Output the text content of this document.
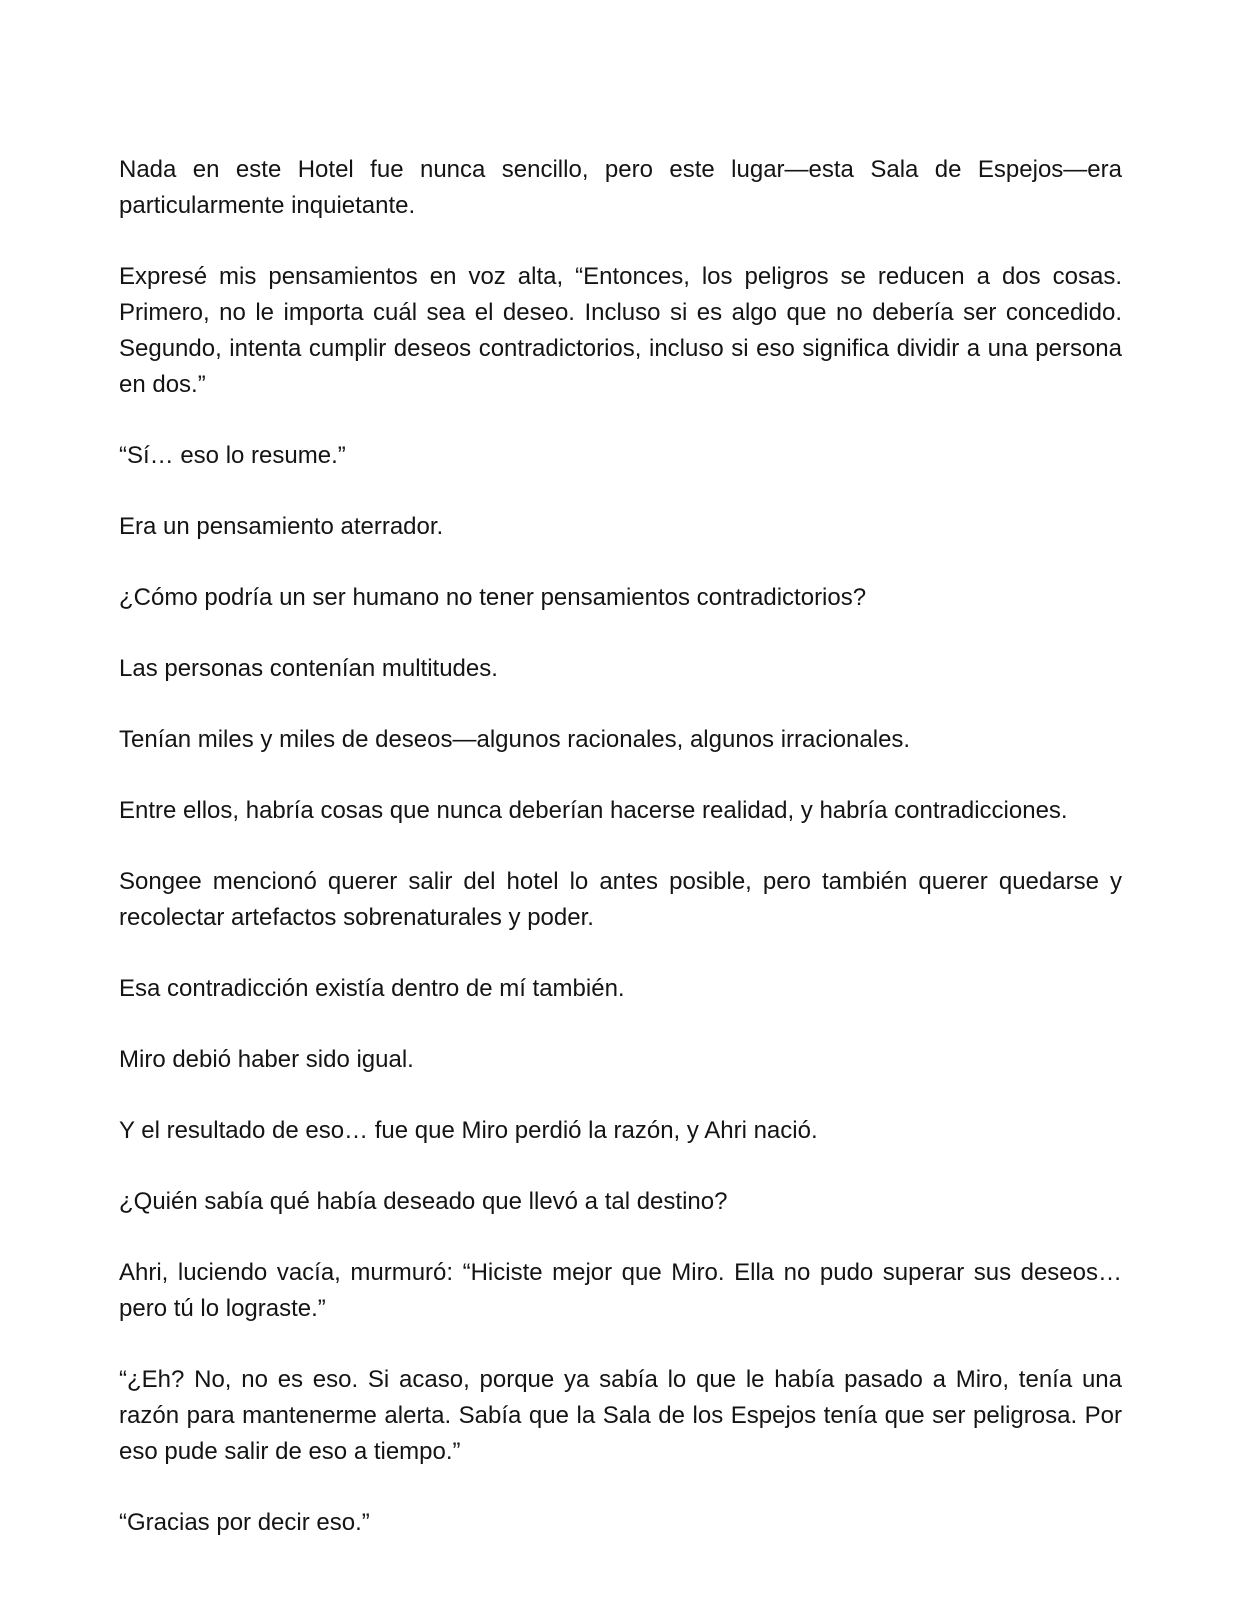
Nada en este Hotel fue nunca sencillo, pero este lugar—esta Sala de Espejos—era particularmente inquietante.

Expresé mis pensamientos en voz alta, “Entonces, los peligros se reducen a dos cosas. Primero, no le importa cuál sea el deseo. Incluso si es algo que no debería ser concedido. Segundo, intenta cumplir deseos contradictorios, incluso si eso significa dividir a una persona en dos.”

“Sí… eso lo resume.”

Era un pensamiento aterrador.

¿Cómo podría un ser humano no tener pensamientos contradictorios?

Las personas contenían multitudes.

Tenían miles y miles de deseos—algunos racionales, algunos irracionales.

Entre ellos, habría cosas que nunca deberían hacerse realidad, y habría contradicciones.

Songee mencionó querer salir del hotel lo antes posible, pero también querer quedarse y recolectar artefactos sobrenaturales y poder.

Esa contradicción existía dentro de mí también.

Miro debió haber sido igual.

Y el resultado de eso… fue que Miro perdió la razón, y Ahri nació.

¿Quién sabía qué había deseado que llevó a tal destino?

Ahri, luciendo vacía, murmuró: “Hiciste mejor que Miro. Ella no pudo superar sus deseos… pero tú lo lograste.”

“¿Eh? No, no es eso. Si acaso, porque ya sabía lo que le había pasado a Miro, tenía una razón para mantenerme alerta. Sabía que la Sala de los Espejos tenía que ser peligrosa. Por eso pude salir de eso a tiempo.”

“Gracias por decir eso.”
+ + + + + + +
— What is asked —
Write out all the entries exactly, except for the pictures.

— Exercise answer —
Output the text content of this document.
Nada en este Hotel fue nunca sencillo, pero este lugar—esta Sala de Espejos—era particularmente inquietante.

Expresé mis pensamientos en voz alta, “Entonces, los peligros se reducen a dos cosas. Primero, no le importa cuál sea el deseo. Incluso si es algo que no debería ser concedido. Segundo, intenta cumplir deseos contradictorios, incluso si eso significa dividir a una persona en dos.”

“Sí… eso lo resume.”

Era un pensamiento aterrador.

¿Cómo podría un ser humano no tener pensamientos contradictorios?

Las personas contenían multitudes.

Tenían miles y miles de deseos—algunos racionales, algunos irracionales.

Entre ellos, habría cosas que nunca deberían hacerse realidad, y habría contradicciones.

Songee mencionó querer salir del hotel lo antes posible, pero también querer quedarse y recolectar artefactos sobrenaturales y poder.

Esa contradicción existía dentro de mí también.

Miro debió haber sido igual.

Y el resultado de eso… fue que Miro perdió la razón, y Ahri nació.

¿Quién sabía qué había deseado que llevó a tal destino?

Ahri, luciendo vacía, murmuró: “Hiciste mejor que Miro. Ella no pudo superar sus deseos… pero tú lo lograste.”

“¿Eh? No, no es eso. Si acaso, porque ya sabía lo que le había pasado a Miro, tenía una razón para mantenerme alerta. Sabía que la Sala de los Espejos tenía que ser peligrosa. Por eso pude salir de eso a tiempo.”

“Gracias por decir eso.”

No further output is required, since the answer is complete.